TASK DIRECTIONS: Scan the data that follows and count the lines with the string "title"; answer with the count alone.

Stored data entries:
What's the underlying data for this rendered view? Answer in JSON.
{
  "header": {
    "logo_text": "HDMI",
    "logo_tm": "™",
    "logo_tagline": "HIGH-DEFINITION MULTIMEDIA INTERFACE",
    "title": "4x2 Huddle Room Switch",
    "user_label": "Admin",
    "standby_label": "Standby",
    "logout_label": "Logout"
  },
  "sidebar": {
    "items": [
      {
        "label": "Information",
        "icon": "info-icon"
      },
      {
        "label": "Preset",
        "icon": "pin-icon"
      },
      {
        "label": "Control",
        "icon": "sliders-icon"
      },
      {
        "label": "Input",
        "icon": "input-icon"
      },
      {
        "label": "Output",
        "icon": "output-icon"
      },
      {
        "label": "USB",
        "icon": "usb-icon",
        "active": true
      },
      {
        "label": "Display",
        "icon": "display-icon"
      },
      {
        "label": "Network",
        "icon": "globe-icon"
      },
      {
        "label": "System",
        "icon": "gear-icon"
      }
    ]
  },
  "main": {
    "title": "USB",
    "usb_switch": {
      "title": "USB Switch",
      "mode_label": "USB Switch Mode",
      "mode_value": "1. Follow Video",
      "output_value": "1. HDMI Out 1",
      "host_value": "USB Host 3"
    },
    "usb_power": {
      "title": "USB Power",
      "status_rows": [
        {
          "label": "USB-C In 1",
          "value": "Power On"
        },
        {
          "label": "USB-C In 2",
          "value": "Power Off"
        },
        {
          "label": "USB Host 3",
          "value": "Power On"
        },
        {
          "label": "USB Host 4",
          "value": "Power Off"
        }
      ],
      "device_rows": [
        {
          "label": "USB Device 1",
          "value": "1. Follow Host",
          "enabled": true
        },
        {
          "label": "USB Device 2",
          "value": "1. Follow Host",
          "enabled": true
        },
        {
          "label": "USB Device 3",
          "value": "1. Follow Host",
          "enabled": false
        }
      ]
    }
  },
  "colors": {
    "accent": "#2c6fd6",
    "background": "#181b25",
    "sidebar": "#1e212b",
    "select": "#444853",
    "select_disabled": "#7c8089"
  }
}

EXERCISE RESULT: 4